# [Stated goal]
Where the data below has the string "educators", return the whole line.
** Start **
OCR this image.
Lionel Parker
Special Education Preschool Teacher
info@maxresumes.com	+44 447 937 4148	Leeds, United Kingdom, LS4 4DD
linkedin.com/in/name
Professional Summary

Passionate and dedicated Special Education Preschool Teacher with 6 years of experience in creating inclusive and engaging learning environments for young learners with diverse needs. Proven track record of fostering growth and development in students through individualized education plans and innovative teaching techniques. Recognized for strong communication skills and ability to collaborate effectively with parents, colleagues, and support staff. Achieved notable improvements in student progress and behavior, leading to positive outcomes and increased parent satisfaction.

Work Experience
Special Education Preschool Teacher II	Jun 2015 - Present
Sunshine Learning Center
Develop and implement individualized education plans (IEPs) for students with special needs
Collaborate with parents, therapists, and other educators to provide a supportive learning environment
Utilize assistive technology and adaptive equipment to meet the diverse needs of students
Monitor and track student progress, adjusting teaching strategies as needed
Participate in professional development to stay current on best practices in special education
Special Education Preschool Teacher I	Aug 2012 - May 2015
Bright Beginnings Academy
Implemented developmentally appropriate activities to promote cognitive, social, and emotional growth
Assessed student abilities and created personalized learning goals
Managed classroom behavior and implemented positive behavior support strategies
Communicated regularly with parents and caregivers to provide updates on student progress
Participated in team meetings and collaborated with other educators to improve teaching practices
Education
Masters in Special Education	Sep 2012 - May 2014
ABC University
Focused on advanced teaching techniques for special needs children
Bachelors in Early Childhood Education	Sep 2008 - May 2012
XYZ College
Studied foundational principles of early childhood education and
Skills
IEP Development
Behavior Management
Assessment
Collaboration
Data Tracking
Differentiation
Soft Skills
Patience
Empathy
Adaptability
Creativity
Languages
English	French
** End **
** Start **
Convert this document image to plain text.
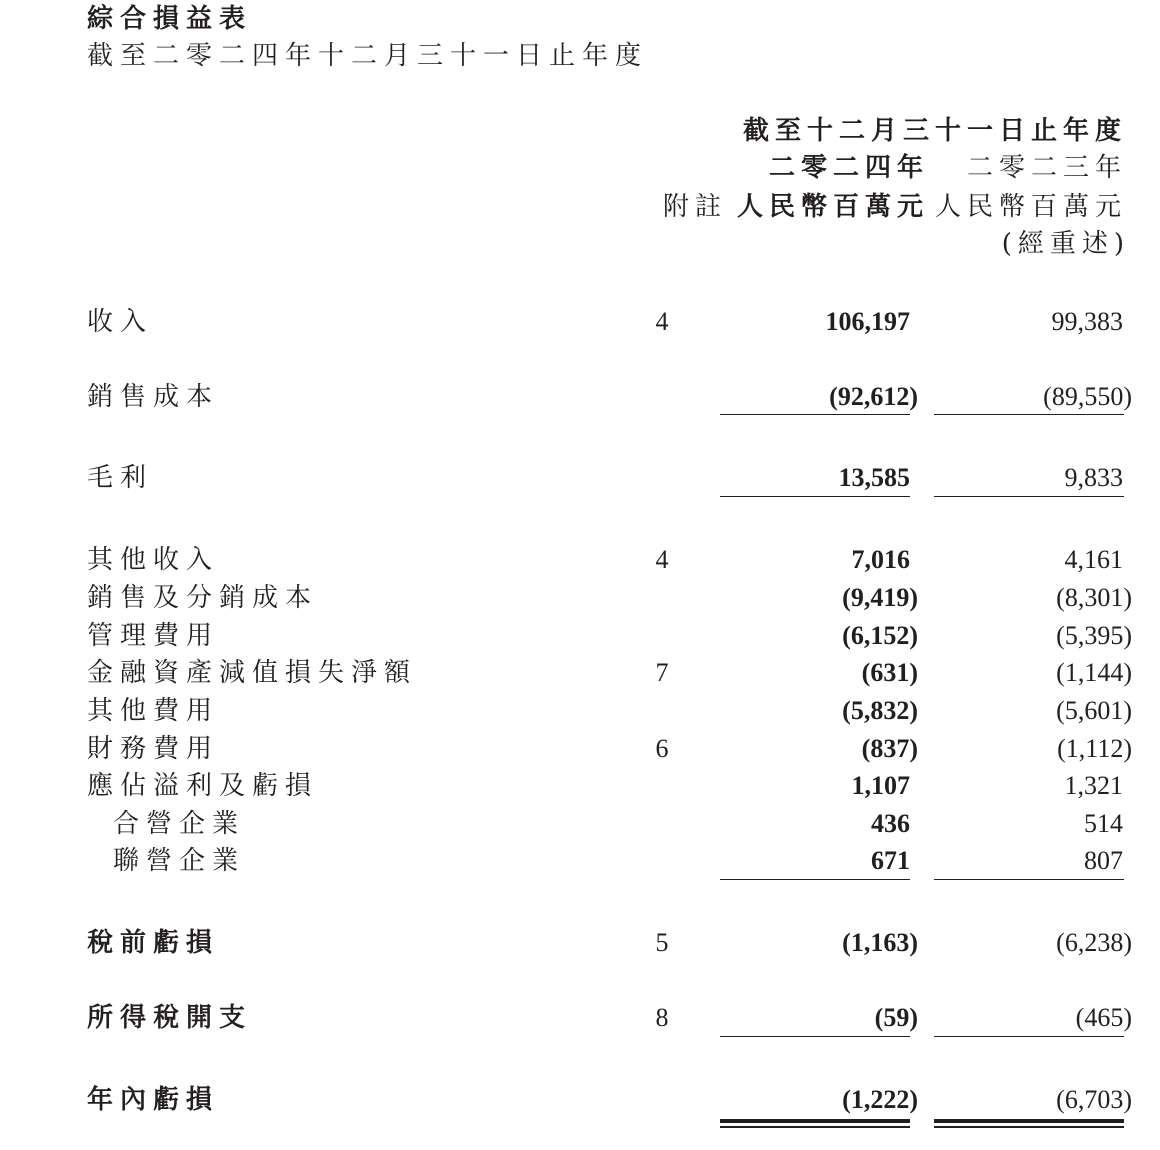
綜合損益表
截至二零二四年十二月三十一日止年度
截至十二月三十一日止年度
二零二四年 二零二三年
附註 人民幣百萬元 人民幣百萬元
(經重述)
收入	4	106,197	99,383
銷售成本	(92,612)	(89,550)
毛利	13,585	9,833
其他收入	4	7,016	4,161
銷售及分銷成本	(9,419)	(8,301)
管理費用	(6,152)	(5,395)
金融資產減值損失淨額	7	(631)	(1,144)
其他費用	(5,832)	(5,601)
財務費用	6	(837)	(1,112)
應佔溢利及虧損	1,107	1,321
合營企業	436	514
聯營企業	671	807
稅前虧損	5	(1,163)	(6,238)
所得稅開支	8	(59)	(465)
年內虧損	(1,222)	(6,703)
** End **
** Start **
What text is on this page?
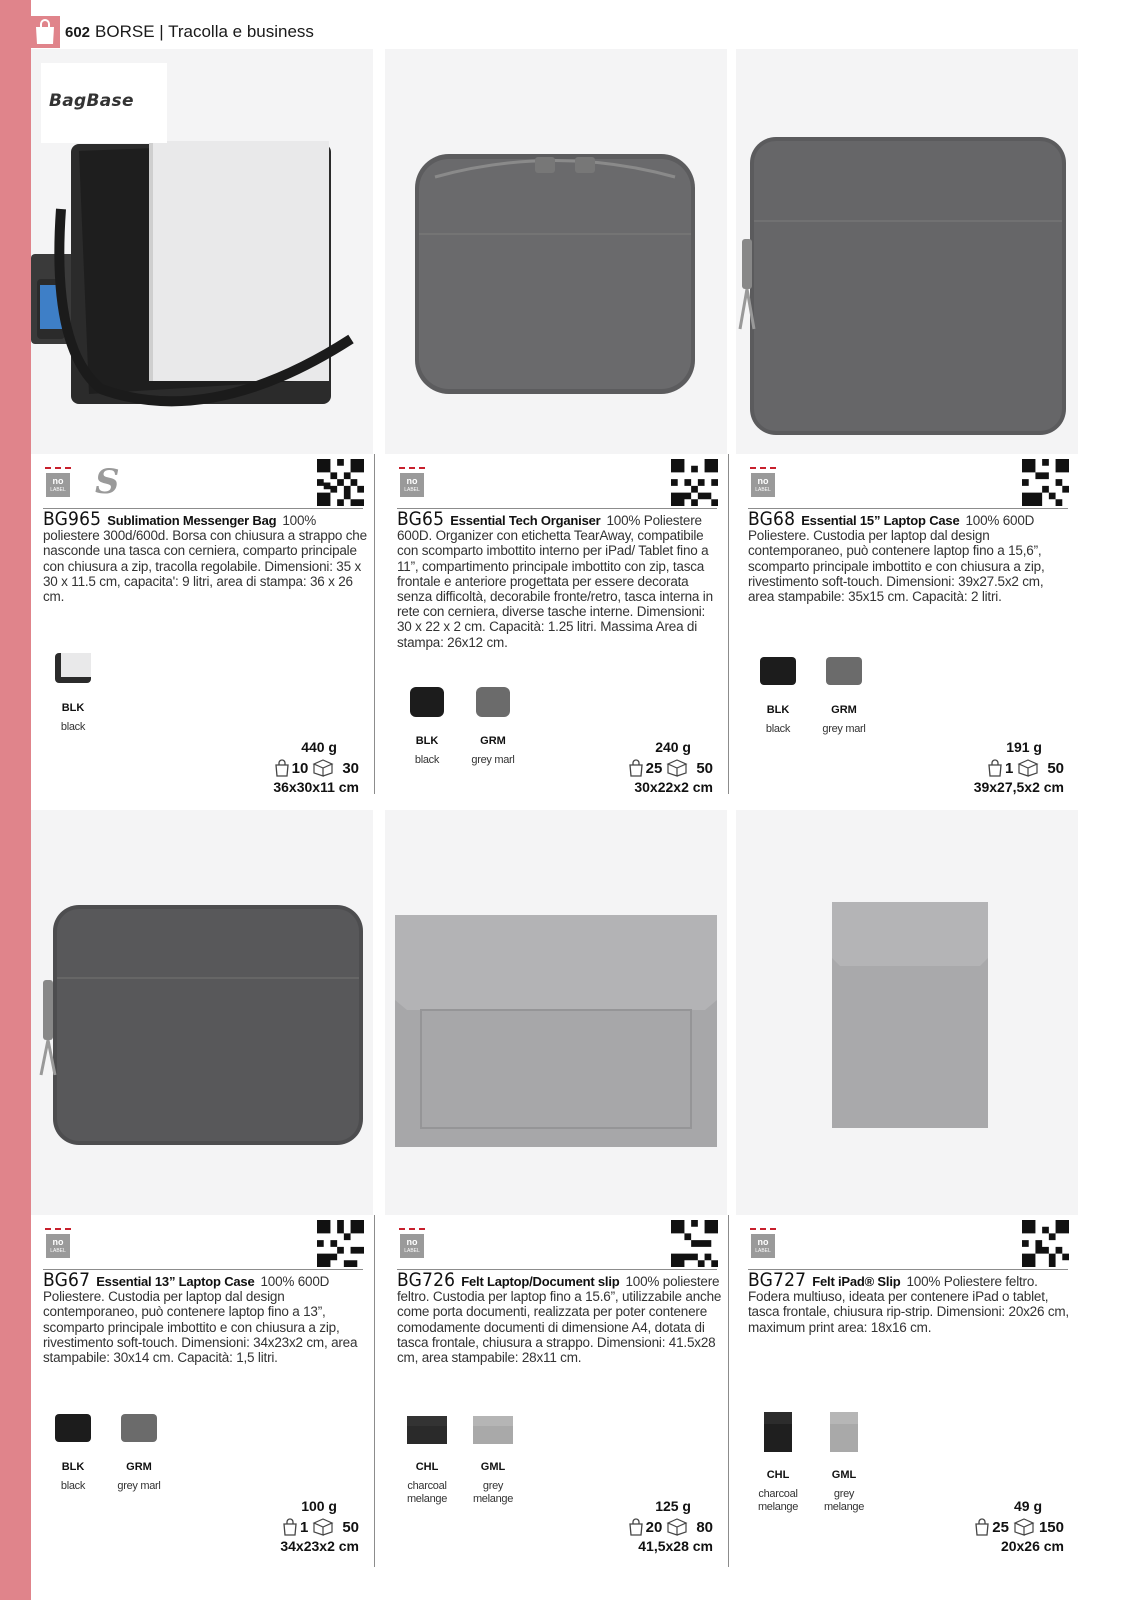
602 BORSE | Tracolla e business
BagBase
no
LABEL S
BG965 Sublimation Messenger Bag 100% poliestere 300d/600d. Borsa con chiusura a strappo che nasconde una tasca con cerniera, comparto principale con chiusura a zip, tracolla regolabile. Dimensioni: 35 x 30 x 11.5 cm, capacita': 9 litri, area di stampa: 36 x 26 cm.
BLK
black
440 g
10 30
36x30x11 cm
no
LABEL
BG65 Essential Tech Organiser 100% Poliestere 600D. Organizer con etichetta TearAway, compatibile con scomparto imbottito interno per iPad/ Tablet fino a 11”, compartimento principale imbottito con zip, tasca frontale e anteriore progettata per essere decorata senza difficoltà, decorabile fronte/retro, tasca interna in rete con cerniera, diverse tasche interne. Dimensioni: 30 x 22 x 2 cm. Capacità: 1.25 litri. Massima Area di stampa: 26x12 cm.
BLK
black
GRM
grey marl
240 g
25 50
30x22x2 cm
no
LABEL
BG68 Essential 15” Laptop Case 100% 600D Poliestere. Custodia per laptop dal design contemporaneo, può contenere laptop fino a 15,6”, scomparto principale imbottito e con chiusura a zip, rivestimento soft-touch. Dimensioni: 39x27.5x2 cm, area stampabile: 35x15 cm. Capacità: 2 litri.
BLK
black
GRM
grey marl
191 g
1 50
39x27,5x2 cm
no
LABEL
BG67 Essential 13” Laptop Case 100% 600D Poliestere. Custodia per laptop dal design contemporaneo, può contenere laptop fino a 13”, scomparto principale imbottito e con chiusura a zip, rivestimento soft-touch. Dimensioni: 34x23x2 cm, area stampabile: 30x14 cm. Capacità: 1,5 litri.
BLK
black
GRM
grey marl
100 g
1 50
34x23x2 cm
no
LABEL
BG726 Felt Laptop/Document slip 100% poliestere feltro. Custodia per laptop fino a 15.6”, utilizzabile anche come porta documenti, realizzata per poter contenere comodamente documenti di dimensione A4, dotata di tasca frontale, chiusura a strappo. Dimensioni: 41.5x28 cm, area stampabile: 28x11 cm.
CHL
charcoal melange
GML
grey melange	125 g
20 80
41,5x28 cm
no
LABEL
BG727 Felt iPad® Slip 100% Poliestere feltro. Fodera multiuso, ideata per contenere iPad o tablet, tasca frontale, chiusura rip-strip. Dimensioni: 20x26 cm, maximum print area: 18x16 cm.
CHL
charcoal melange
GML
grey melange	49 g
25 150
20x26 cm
** End **
# [Solution for this exercise]
Collaborate with parents, therapists, and other educators to provide a supportive learning environment
Participated in team meetings and collaborated with other educators to improve teaching practices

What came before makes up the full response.